--- START Materials provided ---

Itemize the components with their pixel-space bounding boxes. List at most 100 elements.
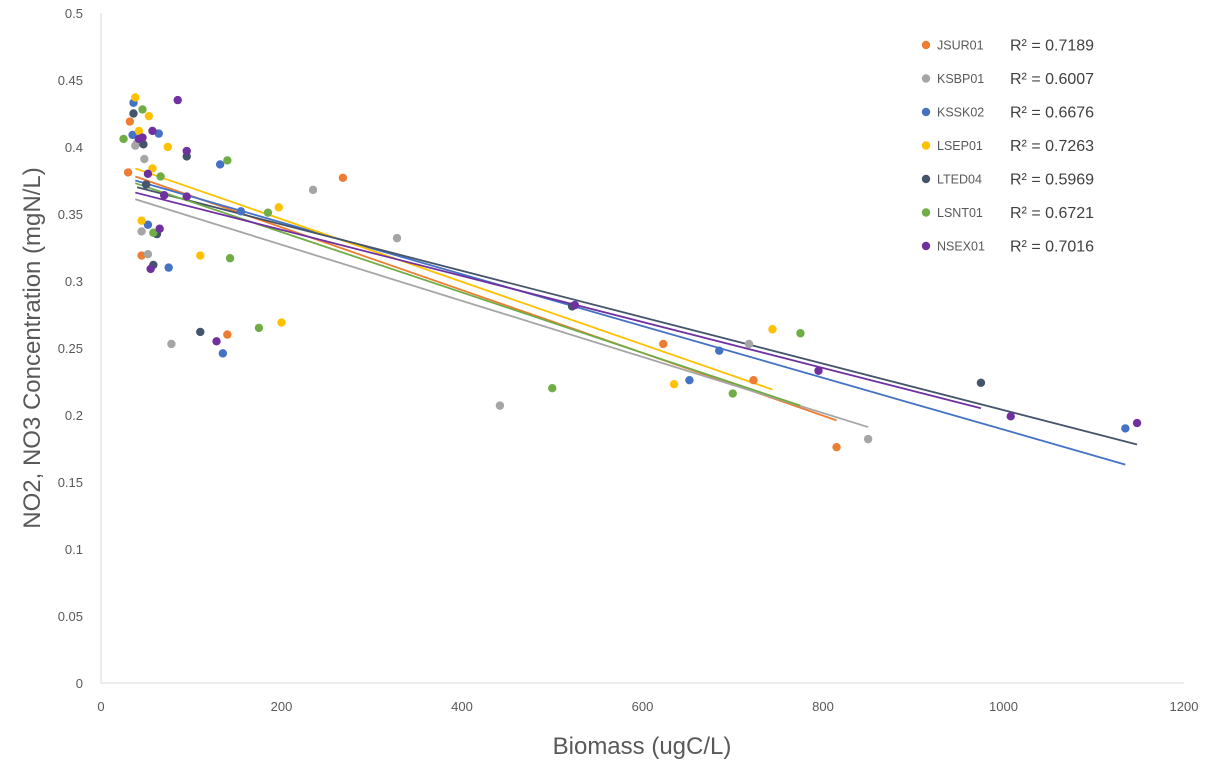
legend-r2-label: R² = 0.7263 bbox=[1010, 138, 1094, 155]
x-tick-label: 400 bbox=[451, 699, 473, 714]
point-lsnt01 bbox=[138, 105, 147, 114]
legend-r2-label: R² = 0.6676 bbox=[1010, 105, 1094, 122]
point-ksbp01 bbox=[140, 154, 149, 164]
point-lted04 bbox=[141, 180, 151, 189]
point-lsnt01 bbox=[263, 208, 273, 217]
x-tick-label: 800 bbox=[812, 699, 834, 714]
data-points bbox=[119, 93, 1142, 452]
y-tick-label: 0.25 bbox=[58, 341, 83, 356]
x-tick-labels: 0 200 400 600 800 1000 1200 bbox=[97, 699, 1198, 714]
point-lsnt01 bbox=[225, 254, 235, 263]
y-tick-label: 0.2 bbox=[65, 408, 83, 423]
point-lsep01 bbox=[274, 203, 283, 212]
point-kssk02 bbox=[1121, 424, 1130, 433]
point-lsnt01 bbox=[149, 228, 158, 237]
legend-marker bbox=[921, 174, 931, 184]
point-kssk02 bbox=[218, 349, 228, 358]
y-tick-labels: 0 0.05 0.1 0.15 0.2 0.25 0.3 0.35 0.4 0.45 0.5 bbox=[58, 6, 83, 691]
point-nsex01 bbox=[212, 337, 221, 346]
legend-r2-label: R² = 0.7189 bbox=[1010, 38, 1094, 55]
point-jsur01 bbox=[749, 375, 758, 385]
legend-marker bbox=[921, 141, 931, 150]
point-nsex01 bbox=[182, 192, 191, 201]
point-ksbp01 bbox=[863, 434, 873, 444]
y-tick-label: 0.3 bbox=[65, 274, 83, 289]
trendline-lsep01 bbox=[134, 167, 773, 391]
point-nsex01 bbox=[814, 366, 823, 375]
point-nsex01 bbox=[148, 126, 157, 136]
point-jsur01 bbox=[338, 173, 348, 183]
point-ksbp01 bbox=[167, 339, 176, 349]
point-nsex01 bbox=[1006, 412, 1015, 421]
point-ksbp01 bbox=[495, 401, 505, 410]
legend-label: LSNT01 bbox=[937, 206, 983, 220]
trendline-ksbp01 bbox=[135, 198, 869, 428]
point-kssk02 bbox=[236, 207, 246, 216]
point-lsep01 bbox=[196, 251, 205, 260]
y-tick-label: 0.5 bbox=[65, 6, 83, 21]
y-axis-title: NO2, NO3 Concentration (mgN/L) bbox=[19, 167, 46, 528]
point-jsur01 bbox=[123, 168, 133, 177]
x-tick-label: 1000 bbox=[989, 699, 1018, 714]
y-tick-label: 0.45 bbox=[58, 73, 83, 88]
point-ksbp01 bbox=[308, 185, 318, 195]
point-nsex01 bbox=[1132, 418, 1142, 428]
point-lsnt01 bbox=[728, 389, 737, 398]
legend-r2-label: R² = 0.5969 bbox=[1010, 172, 1094, 189]
legend-label: KSBP01 bbox=[937, 72, 984, 86]
point-nsex01 bbox=[155, 224, 164, 233]
x-axis-title: Biomass (ugC/L) bbox=[553, 733, 732, 760]
point-lted04 bbox=[129, 109, 138, 118]
point-kssk02 bbox=[215, 160, 225, 169]
point-nsex01 bbox=[159, 191, 169, 200]
point-lted04 bbox=[976, 378, 986, 388]
x-tick-label: 0 bbox=[97, 699, 104, 714]
point-lsep01 bbox=[163, 142, 172, 152]
legend-r2-label: R² = 0.6721 bbox=[1010, 205, 1094, 222]
legend-label: KSSK02 bbox=[937, 106, 984, 120]
point-nsex01 bbox=[143, 169, 153, 178]
point-nsex01 bbox=[173, 95, 182, 105]
point-jsur01 bbox=[659, 339, 668, 349]
point-kssk02 bbox=[164, 263, 173, 272]
point-nsex01 bbox=[570, 300, 580, 310]
point-lsnt01 bbox=[254, 323, 264, 333]
y-tick-label: 0 bbox=[76, 676, 83, 691]
y-tick-label: 0.1 bbox=[65, 542, 83, 557]
legend: JSUR01 R² = 0.7189 KSBP01 R² = 0.6007 KSSK02… bbox=[921, 38, 1094, 256]
point-jsur01 bbox=[125, 117, 135, 126]
point-lsnt01 bbox=[796, 329, 805, 338]
point-lsnt01 bbox=[548, 384, 557, 393]
legend-marker bbox=[921, 107, 931, 117]
x-tick-label: 1200 bbox=[1170, 699, 1199, 714]
point-nsex01 bbox=[182, 146, 191, 156]
legend-marker bbox=[921, 241, 931, 251]
legend-label: LSEP01 bbox=[937, 139, 983, 153]
legend-label: LTED04 bbox=[937, 173, 982, 187]
legend-marker bbox=[921, 40, 931, 50]
point-kssk02 bbox=[154, 129, 163, 138]
point-ksbp01 bbox=[137, 227, 146, 236]
point-lsep01 bbox=[131, 93, 140, 102]
trendline-lsnt01 bbox=[135, 182, 801, 407]
legend-r2-label: R² = 0.6007 bbox=[1010, 71, 1094, 88]
point-lsnt01 bbox=[156, 172, 165, 181]
y-tick-label: 0.4 bbox=[65, 140, 83, 155]
legend-marker bbox=[921, 208, 931, 217]
point-lsep01 bbox=[669, 379, 679, 389]
point-lsep01 bbox=[144, 111, 154, 121]
trendline-lted04 bbox=[136, 186, 1138, 446]
point-jsur01 bbox=[223, 330, 232, 339]
y-tick-label: 0.05 bbox=[58, 609, 83, 624]
x-tick-label: 600 bbox=[632, 699, 654, 714]
point-lsep01 bbox=[134, 126, 144, 136]
y-tick-label: 0.15 bbox=[58, 475, 83, 490]
trendline-nsex01 bbox=[135, 191, 982, 410]
point-nsex01 bbox=[146, 264, 155, 274]
point-ksbp01 bbox=[143, 250, 153, 259]
trendline-kssk02 bbox=[135, 179, 1126, 466]
point-lted04 bbox=[196, 327, 205, 337]
point-jsur01 bbox=[832, 442, 841, 452]
legend-marker bbox=[921, 74, 931, 83]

--- END Materials provided ---

## What is asked
Put every line of the data above into a JSON list of strings, one string per line, with blank lines and pictures left out.

## Solution
[
  "Itemize the components with their pixel-space bounding boxes. List at most 100 elements.",
  "legend-r2-label: R² = 0.7263 bbox=[1010, 138, 1094, 155]",
  "x-tick-label: 400 bbox=[451, 699, 473, 714]",
  "point-lsnt01 bbox=[138, 105, 147, 114]",
  "legend-r2-label: R² = 0.6676 bbox=[1010, 105, 1094, 122]",
  "point-ksbp01 bbox=[140, 154, 149, 164]",
  "point-lted04 bbox=[141, 180, 151, 189]",
  "point-lsnt01 bbox=[263, 208, 273, 217]",
  "x-tick-label: 800 bbox=[812, 699, 834, 714]",
  "data-points bbox=[119, 93, 1142, 452]",
  "y-tick-label: 0.25 bbox=[58, 341, 83, 356]",
  "x-tick-labels: 0 200 400 600 800 1000 1200 bbox=[97, 699, 1198, 714]",
  "point-lsnt01 bbox=[225, 254, 235, 263]",
  "y-tick-label: 0.2 bbox=[65, 408, 83, 423]",
  "point-lsep01 bbox=[274, 203, 283, 212]",
  "point-kssk02 bbox=[1121, 424, 1130, 433]",
  "point-lsnt01 bbox=[149, 228, 158, 237]",
  "legend-marker bbox=[921, 174, 931, 184]",
  "point-kssk02 bbox=[218, 349, 228, 358]",
  "y-tick-labels: 0 0.05 0.1 0.15 0.2 0.25 0.3 0.35 0.4 0.45 0.5 bbox=[58, 6, 83, 691]",
  "point-nsex01 bbox=[212, 337, 221, 346]",
  "legend-r2-label: R² = 0.7189 bbox=[1010, 38, 1094, 55]",
  "point-jsur01 bbox=[749, 375, 758, 385]",
  "legend-marker bbox=[921, 141, 931, 150]",
  "point-nsex01 bbox=[182, 192, 191, 201]",
  "point-ksbp01 bbox=[863, 434, 873, 444]",
  "y-tick-label: 0.3 bbox=[65, 274, 83, 289]",
  "trendline-lsep01 bbox=[134, 167, 773, 391]",
  "point-nsex01 bbox=[814, 366, 823, 375]",
  "point-nsex01 bbox=[148, 126, 157, 136]",
  "point-jsur01 bbox=[338, 173, 348, 183]",
  "point-ksbp01 bbox=[167, 339, 176, 349]",
  "point-nsex01 bbox=[1006, 412, 1015, 421]",
  "point-ksbp01 bbox=[495, 401, 505, 410]",
  "legend-label: LSNT01 bbox=[937, 206, 983, 220]",
  "trendline-ksbp01 bbox=[135, 198, 869, 428]",
  "point-kssk02 bbox=[236, 207, 246, 216]",
  "point-lsep01 bbox=[196, 251, 205, 260]",
  "y-tick-label: 0.5 bbox=[65, 6, 83, 21]",
  "y-axis-title: NO2, NO3 Concentration (mgN/L) bbox=[19, 167, 46, 528]",
  "point-jsur01 bbox=[123, 168, 133, 177]",
  "x-tick-label: 1000 bbox=[989, 699, 1018, 714]",
  "y-tick-label: 0.45 bbox=[58, 73, 83, 88]",
  "point-ksbp01 bbox=[308, 185, 318, 195]",
  "point-nsex01 bbox=[1132, 418, 1142, 428]",
  "point-lsnt01 bbox=[728, 389, 737, 398]",
  "legend-r2-label: R² = 0.5969 bbox=[1010, 172, 1094, 189]",
  "legend-label: KSBP01 bbox=[937, 72, 984, 86]",
  "point-nsex01 bbox=[155, 224, 164, 233]",
  "x-axis-title: Biomass (ugC/L) bbox=[553, 733, 732, 760]",
  "point-lted04 bbox=[129, 109, 138, 118]",
  "point-kssk02 bbox=[215, 160, 225, 169]",
  "point-nsex01 bbox=[159, 191, 169, 200]",
  "point-lted04 bbox=[976, 378, 986, 388]",
  "x-tick-label: 0 bbox=[97, 699, 104, 714]",
  "point-lsep01 bbox=[163, 142, 172, 152]",
  "legend-r2-label: R² = 0.6721 bbox=[1010, 205, 1094, 222]",
  "legend-label: KSSK02 bbox=[937, 106, 984, 120]",
  "point-nsex01 bbox=[143, 169, 153, 178]",
  "point-nsex01 bbox=[173, 95, 182, 105]",
  "point-jsur01 bbox=[659, 339, 668, 349]",
  "point-kssk02 bbox=[164, 263, 173, 272]",
  "point-nsex01 bbox=[570, 300, 580, 310]",
  "point-lsnt01 bbox=[254, 323, 264, 333]",
  "y-tick-label: 0 bbox=[76, 676, 83, 691]",
  "y-tick-label: 0.1 bbox=[65, 542, 83, 557]",
  "legend: JSUR01 R² = 0.7189 KSBP01 R² = 0.6007 KSSK02… bbox=[921, 38, 1094, 256]",
  "point-jsur01 bbox=[125, 117, 135, 126]",
  "point-lsnt01 bbox=[796, 329, 805, 338]",
  "point-lsnt01 bbox=[548, 384, 557, 393]",
  "legend-marker bbox=[921, 107, 931, 117]",
  "x-tick-label: 1200 bbox=[1170, 699, 1199, 714]",
  "point-nsex01 bbox=[182, 146, 191, 156]",
  "legend-marker bbox=[921, 241, 931, 251]",
  "legend-label: LSEP01 bbox=[937, 139, 983, 153]",
  "legend-label: LTED04 bbox=[937, 173, 982, 187]",
  "legend-marker bbox=[921, 40, 931, 50]",
  "point-kssk02 bbox=[154, 129, 163, 138]",
  "point-ksbp01 bbox=[137, 227, 146, 236]",
  "point-lsep01 bbox=[131, 93, 140, 102]",
  "trendline-lsnt01 bbox=[135, 182, 801, 407]",
  "legend-r2-label: R² = 0.6007 bbox=[1010, 71, 1094, 88]",
  "point-lsnt01 bbox=[156, 172, 165, 181]",
  "y-tick-label: 0.4 bbox=[65, 140, 83, 155]",
  "legend-marker bbox=[921, 208, 931, 217]",
  "point-lsep01 bbox=[669, 379, 679, 389]",
  "point-lsep01 bbox=[144, 111, 154, 121]",
  "trendline-lted04 bbox=[136, 186, 1138, 446]",
  "point-jsur01 bbox=[223, 330, 232, 339]",
  "y-tick-label: 0.05 bbox=[58, 609, 83, 624]",
  "x-tick-label: 600 bbox=[632, 699, 654, 714]",
  "point-lsep01 bbox=[134, 126, 144, 136]",
  "y-tick-label: 0.15 bbox=[58, 475, 83, 490]",
  "trendline-nsex01 bbox=[135, 191, 982, 410]",
  "point-nsex01 bbox=[146, 264, 155, 274]",
  "point-ksbp01 bbox=[143, 250, 153, 259]",
  "trendline-kssk02 bbox=[135, 179, 1126, 466]",
  "point-lted04 bbox=[196, 327, 205, 337]",
  "point-jsur01 bbox=[832, 442, 841, 452]",
  "legend-marker bbox=[921, 74, 931, 83]"
]